WHAT NEEDS TO BE DONE: Collect all lines from the records below that include the word "Nous".

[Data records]
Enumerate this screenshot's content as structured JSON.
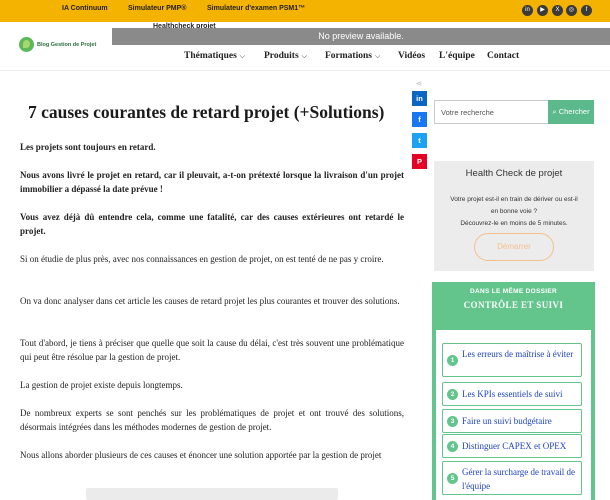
{
  "topbar": {
    "links": [
      "IA Continuum",
      "Simulateur PMP®",
      "Simulateur d'examen PSM1™"
    ],
    "healthcheck_link": "Healthcheck projet",
    "social_icons": [
      "linkedin-icon",
      "youtube-icon",
      "twitter-x-icon",
      "instagram-icon",
      "facebook-icon"
    ],
    "preview_text": "No preview available."
  },
  "header": {
    "logo_text": "Blog Gestion de Projet",
    "nav": [
      "Thématiques",
      "Produits",
      "Formations",
      "Vidéos",
      "L'équipe",
      "Contact"
    ]
  },
  "share": {
    "buttons": [
      "in",
      "f",
      "t",
      "P"
    ],
    "colors": [
      "#0a66c2",
      "#1877f2",
      "#1da1f2",
      "#e60023"
    ]
  },
  "article": {
    "title": "7 causes courantes de retard projet (+Solutions)",
    "paragraphs": [
      "Les projets sont toujours en retard.",
      "Nous avons livré le projet en retard, car il pleuvait, a-t-on prétexté lorsque la livraison d'un projet immobilier a dépassé la date prévue !",
      "Vous avez déjà dû entendre cela, comme une fatalité, car des causes extérieures ont retardé le projet.",
      "Si on étudie de plus près, avec nos connaissances en gestion de projet, on est tenté de ne pas y croire.",
      "On va donc analyser dans cet article les causes de retard projet les plus courantes et trouver des solutions.",
      "Tout d'abord, je tiens à préciser que quelle que soit la cause du délai, c'est très souvent une problématique qui peut être résolue par la gestion de projet.",
      "La gestion de projet existe depuis longtemps.",
      "De nombreux experts se sont penchés sur les problématiques de projet et ont trouvé des solutions, désormais intégrées dans les méthodes modernes de gestion de projet.",
      "Nous allons aborder plusieurs de ces causes et énoncer une solution apportée par la gestion de projet"
    ]
  },
  "sidebar": {
    "search_placeholder": "Votre recherche",
    "search_button": "Chercher",
    "healthcheck": {
      "title": "Health Check de projet",
      "text_line1": "Votre projet est-il en train de dériver ou est-il",
      "text_line2": "en bonne voie ?",
      "text_line3": "Découvrez-le en moins de 5 minutes.",
      "button": "Démarrer"
    },
    "dossier": {
      "kicker": "DANS LE MÊME DOSSIER",
      "title": "CONTRÔLE ET SUIVI",
      "items": [
        {
          "num": "1",
          "label": "Les erreurs de maîtrise à éviter"
        },
        {
          "num": "2",
          "label": "Les KPIs essentiels de suivi"
        },
        {
          "num": "3",
          "label": "Faire un suivi budgétaire"
        },
        {
          "num": "4",
          "label": "Distinguer CAPEX et OPEX"
        },
        {
          "num": "5",
          "label": "Gérer la surcharge de travail de l'équipe"
        }
      ]
    }
  },
  "colors": {
    "topbar": "#f5b301",
    "accent_green": "#63c58b",
    "link_blue": "#1e44c4"
  }
}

ANSWER TO THE TASK:
      "Nous avons livré le projet en retard, car il pleuvait, a-t-on prétexté lorsque la livraison d'un projet immobilier a dépassé la date prévue !",
      "Nous allons aborder plusieurs de ces causes et énoncer une solution apportée par la gestion de projet"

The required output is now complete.